** Problem **
Pull out every line below that contains the word "América".

** Dataset excerpt **
◆ ◆ ◆

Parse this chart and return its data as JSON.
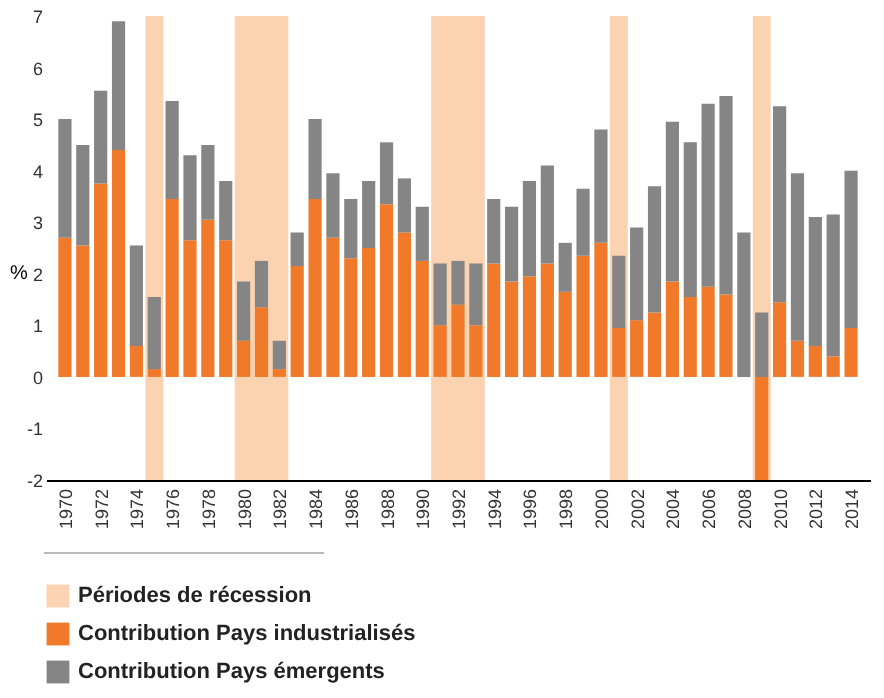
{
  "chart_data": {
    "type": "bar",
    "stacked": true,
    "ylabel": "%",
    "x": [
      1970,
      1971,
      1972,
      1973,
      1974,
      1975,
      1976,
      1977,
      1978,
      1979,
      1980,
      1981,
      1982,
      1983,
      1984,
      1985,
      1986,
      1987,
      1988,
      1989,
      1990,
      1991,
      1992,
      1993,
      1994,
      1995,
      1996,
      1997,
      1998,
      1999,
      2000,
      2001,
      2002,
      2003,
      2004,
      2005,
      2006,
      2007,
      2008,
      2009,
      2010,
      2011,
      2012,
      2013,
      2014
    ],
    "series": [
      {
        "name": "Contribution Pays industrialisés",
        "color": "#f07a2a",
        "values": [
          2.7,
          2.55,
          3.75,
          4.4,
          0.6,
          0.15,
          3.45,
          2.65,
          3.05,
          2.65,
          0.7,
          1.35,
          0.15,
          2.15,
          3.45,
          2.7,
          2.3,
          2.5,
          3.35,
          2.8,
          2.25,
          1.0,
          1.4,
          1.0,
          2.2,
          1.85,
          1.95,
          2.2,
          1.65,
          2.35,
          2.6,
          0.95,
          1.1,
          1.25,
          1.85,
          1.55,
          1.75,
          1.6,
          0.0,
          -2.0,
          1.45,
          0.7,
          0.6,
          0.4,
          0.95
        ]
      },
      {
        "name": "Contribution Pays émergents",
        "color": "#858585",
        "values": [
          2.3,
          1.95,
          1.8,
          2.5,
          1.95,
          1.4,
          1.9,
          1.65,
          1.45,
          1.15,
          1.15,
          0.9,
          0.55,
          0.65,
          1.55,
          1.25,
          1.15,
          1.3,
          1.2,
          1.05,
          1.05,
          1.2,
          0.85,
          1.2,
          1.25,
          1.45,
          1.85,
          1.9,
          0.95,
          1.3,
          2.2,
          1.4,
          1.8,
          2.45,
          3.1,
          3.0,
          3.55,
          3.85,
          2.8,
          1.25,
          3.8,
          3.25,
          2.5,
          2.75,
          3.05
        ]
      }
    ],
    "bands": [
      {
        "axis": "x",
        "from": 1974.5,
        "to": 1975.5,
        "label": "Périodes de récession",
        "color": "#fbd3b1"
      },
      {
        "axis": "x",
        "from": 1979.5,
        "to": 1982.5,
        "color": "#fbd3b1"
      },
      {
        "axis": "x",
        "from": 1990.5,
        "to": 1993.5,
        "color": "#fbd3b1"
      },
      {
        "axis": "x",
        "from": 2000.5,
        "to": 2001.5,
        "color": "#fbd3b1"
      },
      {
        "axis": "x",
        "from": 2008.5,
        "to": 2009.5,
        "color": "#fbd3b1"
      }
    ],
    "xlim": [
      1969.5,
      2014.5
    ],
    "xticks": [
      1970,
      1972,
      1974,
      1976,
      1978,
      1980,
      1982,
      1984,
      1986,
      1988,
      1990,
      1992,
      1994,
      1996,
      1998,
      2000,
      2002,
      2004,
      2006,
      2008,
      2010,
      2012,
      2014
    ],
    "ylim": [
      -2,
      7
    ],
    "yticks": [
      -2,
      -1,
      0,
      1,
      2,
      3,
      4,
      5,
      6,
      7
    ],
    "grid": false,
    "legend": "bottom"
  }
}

◆ ◆ ◆

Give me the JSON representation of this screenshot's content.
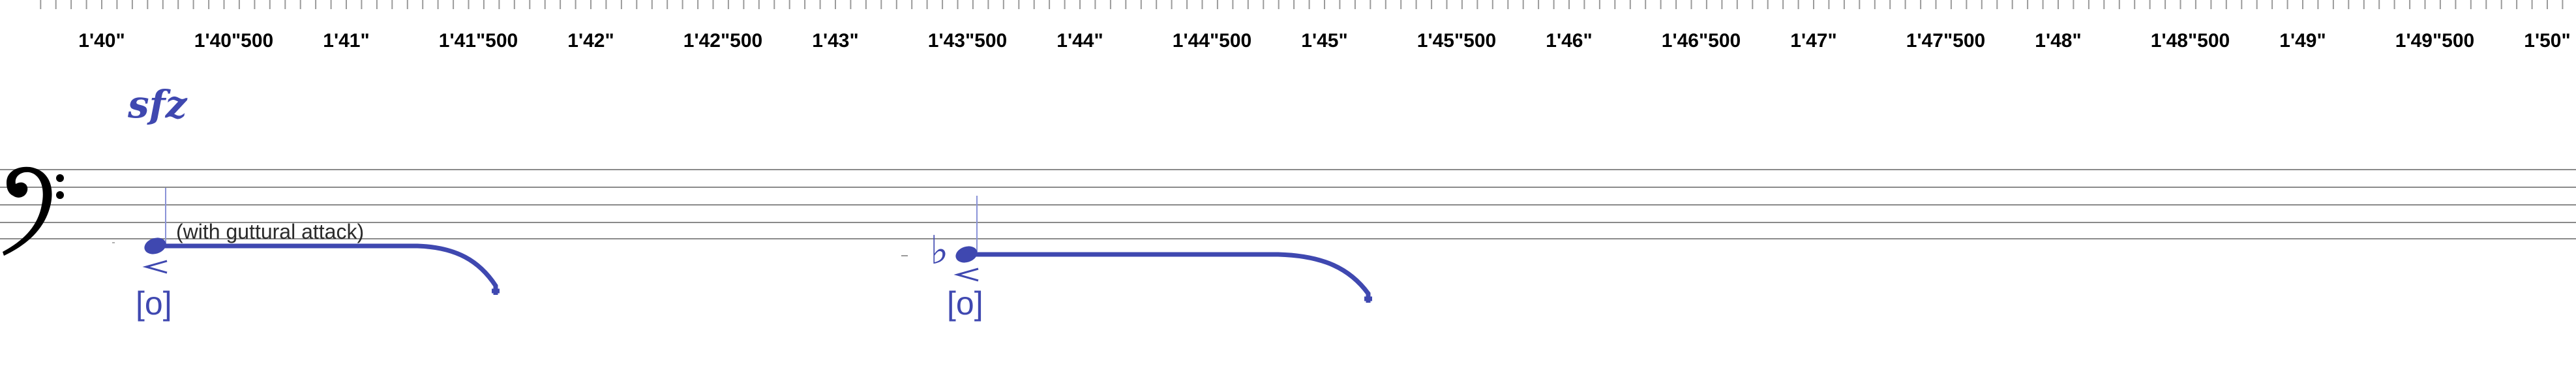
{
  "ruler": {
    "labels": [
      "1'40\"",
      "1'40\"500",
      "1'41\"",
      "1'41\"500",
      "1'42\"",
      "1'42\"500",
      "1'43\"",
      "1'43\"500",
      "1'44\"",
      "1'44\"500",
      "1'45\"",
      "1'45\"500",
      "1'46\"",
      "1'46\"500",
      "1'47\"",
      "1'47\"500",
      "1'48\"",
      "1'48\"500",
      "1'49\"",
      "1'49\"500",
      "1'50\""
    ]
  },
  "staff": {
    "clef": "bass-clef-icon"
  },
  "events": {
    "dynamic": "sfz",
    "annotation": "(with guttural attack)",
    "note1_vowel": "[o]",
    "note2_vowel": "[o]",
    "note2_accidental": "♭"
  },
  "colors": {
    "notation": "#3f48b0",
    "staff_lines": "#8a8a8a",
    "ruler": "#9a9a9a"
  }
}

◆ ◆ ◆

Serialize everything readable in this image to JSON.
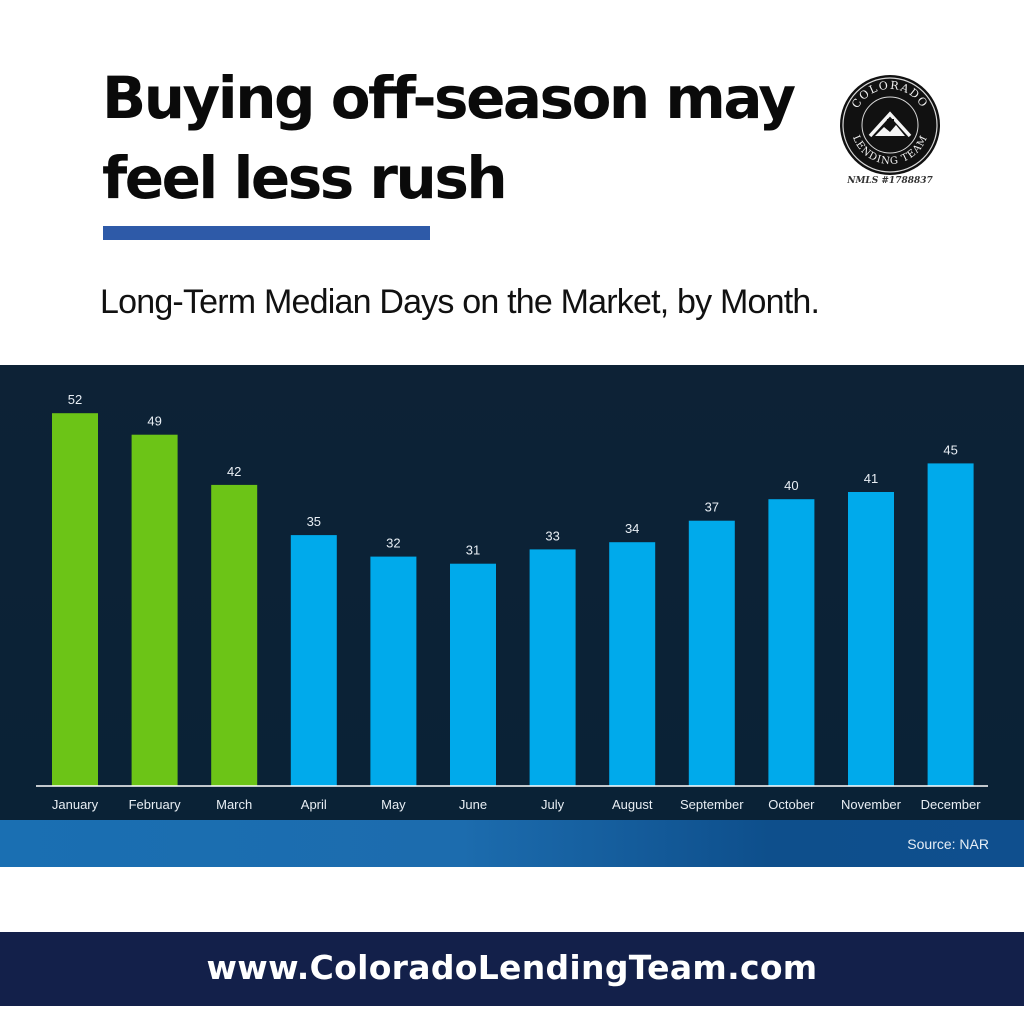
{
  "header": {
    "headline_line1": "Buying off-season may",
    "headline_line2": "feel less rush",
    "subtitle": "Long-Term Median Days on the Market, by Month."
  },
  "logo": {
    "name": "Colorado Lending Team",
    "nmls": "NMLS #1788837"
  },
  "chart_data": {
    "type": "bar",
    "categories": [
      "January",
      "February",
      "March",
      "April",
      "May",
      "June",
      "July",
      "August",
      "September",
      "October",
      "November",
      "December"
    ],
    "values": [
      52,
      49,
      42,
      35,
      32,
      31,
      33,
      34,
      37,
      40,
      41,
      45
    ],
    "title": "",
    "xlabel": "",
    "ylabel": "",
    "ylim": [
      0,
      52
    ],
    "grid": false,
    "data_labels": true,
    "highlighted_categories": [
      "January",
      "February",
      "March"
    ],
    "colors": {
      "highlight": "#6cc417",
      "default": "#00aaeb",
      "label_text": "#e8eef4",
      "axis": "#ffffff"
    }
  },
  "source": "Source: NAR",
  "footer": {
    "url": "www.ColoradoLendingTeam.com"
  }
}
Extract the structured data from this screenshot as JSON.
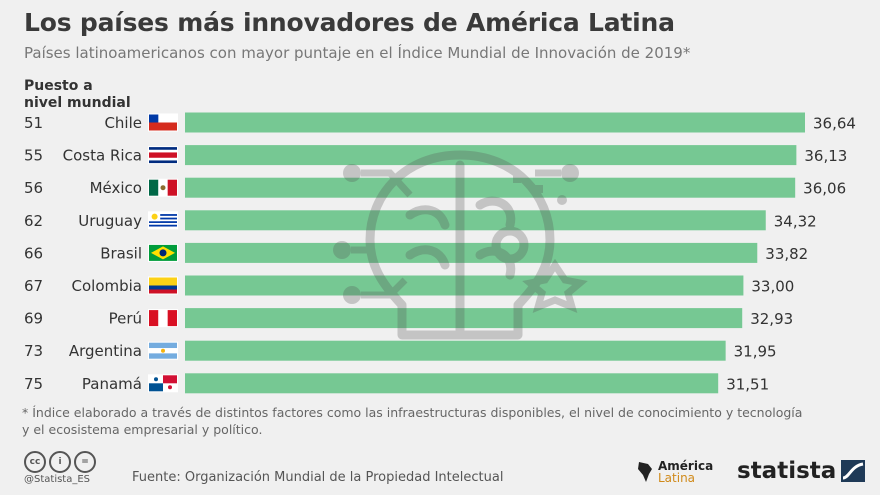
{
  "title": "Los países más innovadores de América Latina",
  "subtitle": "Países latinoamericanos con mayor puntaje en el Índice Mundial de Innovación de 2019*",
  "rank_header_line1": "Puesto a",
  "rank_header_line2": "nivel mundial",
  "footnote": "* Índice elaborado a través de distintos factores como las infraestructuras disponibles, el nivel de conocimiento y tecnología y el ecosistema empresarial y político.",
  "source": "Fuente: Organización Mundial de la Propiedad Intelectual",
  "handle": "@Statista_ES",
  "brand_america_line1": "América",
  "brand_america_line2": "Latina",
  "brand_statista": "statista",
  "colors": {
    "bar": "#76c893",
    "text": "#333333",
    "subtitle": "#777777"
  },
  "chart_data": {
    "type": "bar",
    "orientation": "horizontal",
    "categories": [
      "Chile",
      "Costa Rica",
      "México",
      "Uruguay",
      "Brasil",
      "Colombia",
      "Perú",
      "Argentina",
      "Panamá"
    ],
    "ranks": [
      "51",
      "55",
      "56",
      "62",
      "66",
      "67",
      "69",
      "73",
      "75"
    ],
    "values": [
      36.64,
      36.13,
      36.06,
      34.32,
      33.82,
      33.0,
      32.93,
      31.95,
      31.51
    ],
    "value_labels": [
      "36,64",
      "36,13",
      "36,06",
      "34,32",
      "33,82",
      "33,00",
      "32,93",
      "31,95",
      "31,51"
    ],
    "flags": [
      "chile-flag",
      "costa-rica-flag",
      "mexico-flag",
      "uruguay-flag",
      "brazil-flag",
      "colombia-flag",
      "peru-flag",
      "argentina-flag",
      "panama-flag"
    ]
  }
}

◆ ◆ ◆

** Correct answer **
  "title": "Los países más innovadores de América Latina",
  "brand_america_line1": "América",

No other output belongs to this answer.